**** LISTING

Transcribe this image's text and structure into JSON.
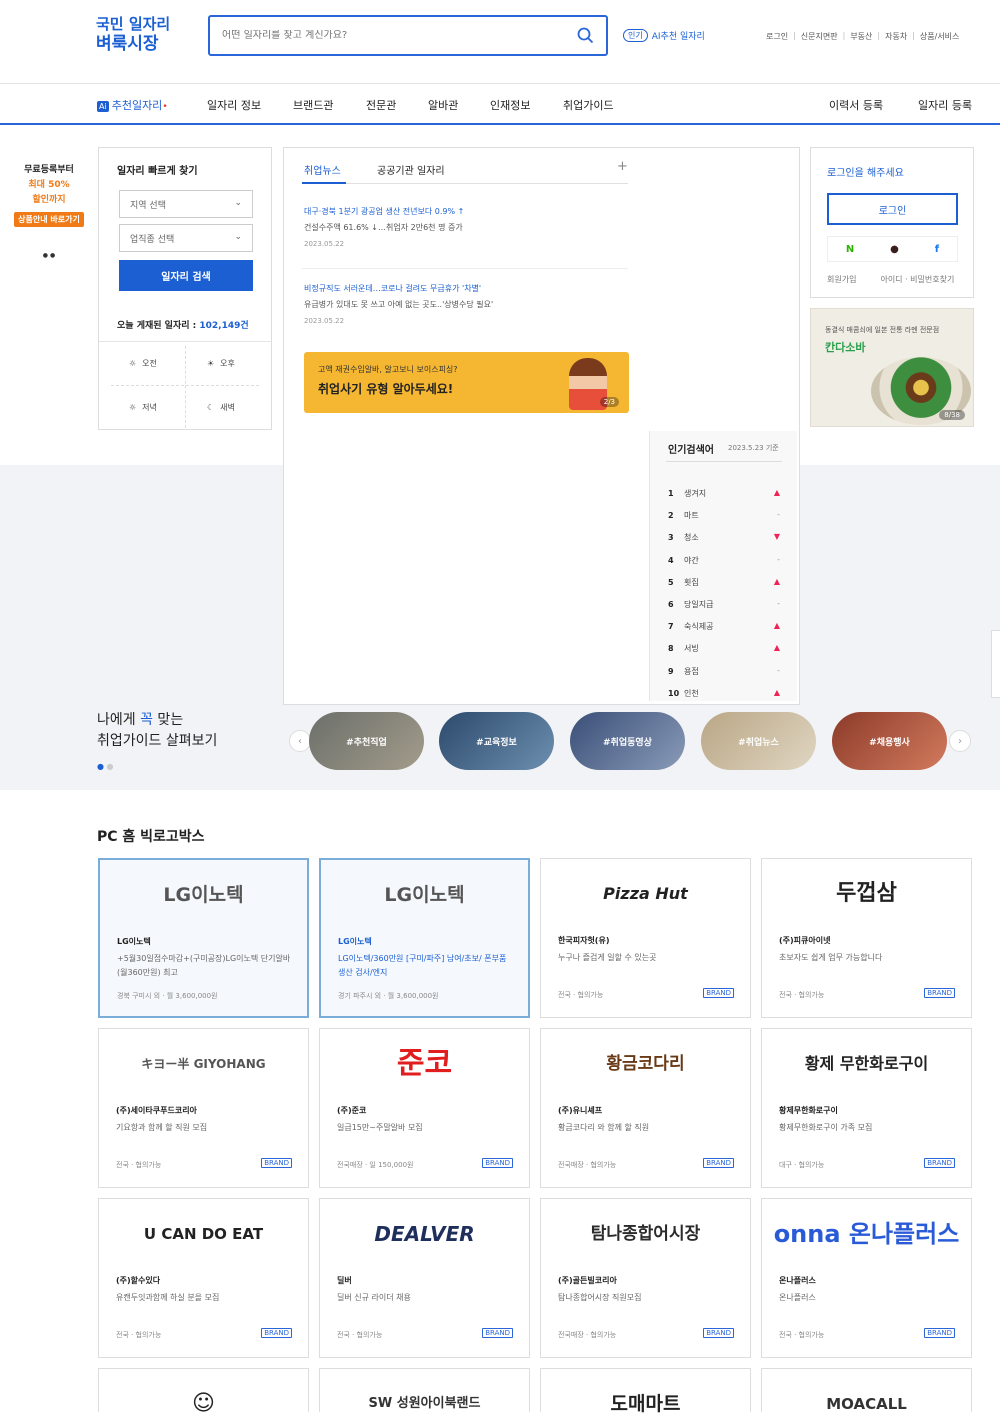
{
  "header": {
    "logo_line1": "국민 일자리",
    "logo_line2": "벼룩시장",
    "search_placeholder": "어떤 일자리를 찾고 계신가요?",
    "ai_pill": "인기",
    "ai_link": "AI추천 일자리",
    "top_links": [
      "로그인",
      "신문지면판",
      "부동산",
      "자동차",
      "상품/서비스"
    ]
  },
  "nav": {
    "ai_badge": "Ai",
    "items": [
      "추천일자리",
      "일자리 정보",
      "브랜드관",
      "전문관",
      "알바관",
      "인재정보",
      "취업가이드"
    ],
    "right_items": [
      "이력서 등록",
      "일자리 등록"
    ]
  },
  "promo": {
    "line1": "무료등록부터",
    "line2": "최대 50%",
    "line3": "할인까지",
    "button": "상품안내 바로가기",
    "dots": "● ●"
  },
  "quick_search": {
    "title": "일자리 빠르게 찾기",
    "region": "지역 선택",
    "job": "업직종 선택",
    "button": "일자리 검색",
    "count_label": "오늘 게재된 일자리 :",
    "count": "102,149건",
    "times": [
      "오전",
      "오후",
      "저녁",
      "새벽"
    ]
  },
  "news": {
    "tabs": [
      "취업뉴스",
      "공공기관 일자리"
    ],
    "plus": "+",
    "items": [
      {
        "headline": "대구·경북 1분기 광공업 생산 전년보다 0.9% ↑",
        "body": "건설수주액 61.6% ↓…취업자 2만6천 명 증가",
        "date": "2023.05.22"
      },
      {
        "headline": "비정규직도 서러운데…코로나 걸려도 무급휴가 '차별'",
        "body": "유급병가 있대도 못 쓰고 아예 없는 곳도..'상병수당 필요'",
        "date": "2023.05.22"
      }
    ],
    "banner_sub": "고액 재권수임알바, 알고보니 보이스피싱?",
    "banner_main": "취업사기 유형 알아두세요!",
    "banner_page": "2/3",
    "popular_title": "인기검색어",
    "popular_date": "2023.5.23 기준",
    "keywords": [
      {
        "rank": "1",
        "word": "생겨지",
        "trend": "▲"
      },
      {
        "rank": "2",
        "word": "마트",
        "trend": "-"
      },
      {
        "rank": "3",
        "word": "청소",
        "trend": "▼"
      },
      {
        "rank": "4",
        "word": "야간",
        "trend": "-"
      },
      {
        "rank": "5",
        "word": "횟집",
        "trend": "▲"
      },
      {
        "rank": "6",
        "word": "당일지급",
        "trend": "-"
      },
      {
        "rank": "7",
        "word": "숙식제공",
        "trend": "▲"
      },
      {
        "rank": "8",
        "word": "서빙",
        "trend": "▲"
      },
      {
        "rank": "9",
        "word": "용접",
        "trend": "-"
      },
      {
        "rank": "10",
        "word": "인천",
        "trend": "▲"
      }
    ]
  },
  "login": {
    "title": "로그인을 해주세요",
    "button": "로그인",
    "socials": [
      "N",
      "●",
      "f"
    ],
    "bottom": [
      "회원가입",
      "아이디 · 비밀번호찾기"
    ]
  },
  "ad": {
    "sub": "동결식 매콤쇠에 일본 전통 라멘 전문점",
    "main": "칸다소바",
    "page": "8/38"
  },
  "guide": {
    "line1_pre": "나에게 ",
    "line1_em": "꼭",
    "line1_post": " 맞는",
    "line2": "취업가이드 살펴보기",
    "cards": [
      "#추천직업",
      "#교육정보",
      "#취업동영상",
      "#취업뉴스",
      "#채용행사"
    ]
  },
  "bigbox": {
    "title": "PC 홈 빅로고박스",
    "cards": [
      {
        "logo": "LG이노텍",
        "company": "LG이노텍",
        "desc": "+5월30일접수마감+(구미공장)LG이노텍 단기알바(월360만원) 최고",
        "loc": "경북 구미시 외 · 월 3,600,000원",
        "brand": ""
      },
      {
        "logo": "LG이노텍",
        "company": "LG이노텍",
        "desc": "LG이노텍/360만원 [구미/파주] 남여/초보/ 폰부품 생산 검사/엔지",
        "loc": "경기 파주시 외 · 월 3,600,000원",
        "brand": ""
      },
      {
        "logo": "Pizza Hut",
        "company": "한국피자헛(유)",
        "desc": "누구나 즐겁게 일할 수 있는곳",
        "loc": "전국 · 협의가능",
        "brand": "BRAND"
      },
      {
        "logo": "두껍삼",
        "company": "(주)피큐아이넷",
        "desc": "초보자도 쉽게 업무 가능합니다",
        "loc": "전국 · 협의가능",
        "brand": "BRAND"
      },
      {
        "logo": "キヨー半 GIYOHANG",
        "company": "(주)세이타쿠푸드코리아",
        "desc": "기요항과 함께 할 직원 모집",
        "loc": "전국 · 협의가능",
        "brand": "BRAND"
      },
      {
        "logo": "준코",
        "company": "(주)준코",
        "desc": "일급15만~주말알바 모집",
        "loc": "전국매장 · 일 150,000원",
        "brand": "BRAND"
      },
      {
        "logo": "황금코다리",
        "company": "(주)유니셰프",
        "desc": "황금코다리 와 함께 할 직원",
        "loc": "전국매장 · 협의가능",
        "brand": "BRAND"
      },
      {
        "logo": "황제 무한화로구이",
        "company": "황제무한화로구이",
        "desc": "황제무한화로구이 가족 모집",
        "loc": "대구 · 협의가능",
        "brand": "BRAND"
      },
      {
        "logo": "U CAN DO EAT",
        "company": "(주)할수있다",
        "desc": "유캔두잇과함께 하실 분을 모집",
        "loc": "전국 · 협의가능",
        "brand": "BRAND"
      },
      {
        "logo": "DEALVER",
        "company": "딜버",
        "desc": "딜버 신규 라이더 채용",
        "loc": "전국 · 협의가능",
        "brand": "BRAND"
      },
      {
        "logo": "탐나종합어시장",
        "company": "(주)골든빌코리아",
        "desc": "탐나종합어시장 직원모집",
        "loc": "전국매장 · 협의가능",
        "brand": "BRAND"
      },
      {
        "logo": "onna 온나플러스",
        "company": "온나플러스",
        "desc": "온나플러스",
        "loc": "전국 · 협의가능",
        "brand": "BRAND"
      },
      {
        "logo": "☺",
        "company": "",
        "desc": "",
        "loc": "",
        "brand": ""
      },
      {
        "logo": "SW 성원아이북랜드",
        "company": "",
        "desc": "",
        "loc": "",
        "brand": ""
      },
      {
        "logo": "도매마트",
        "company": "",
        "desc": "",
        "loc": "",
        "brand": ""
      },
      {
        "logo": "MOACALL",
        "company": "",
        "desc": "",
        "loc": "",
        "brand": ""
      }
    ]
  },
  "colors": {
    "brand": "#1b5fd3",
    "orange": "#f07b16",
    "banner": "#f5b731"
  }
}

********

EXERCISE AIM:
Search the entries for the word "온나플러스" and copy every line that has it.

EXPECTED ANSWER:
        "logo": "onna 온나플러스",
        "company": "온나플러스",
        "desc": "온나플러스",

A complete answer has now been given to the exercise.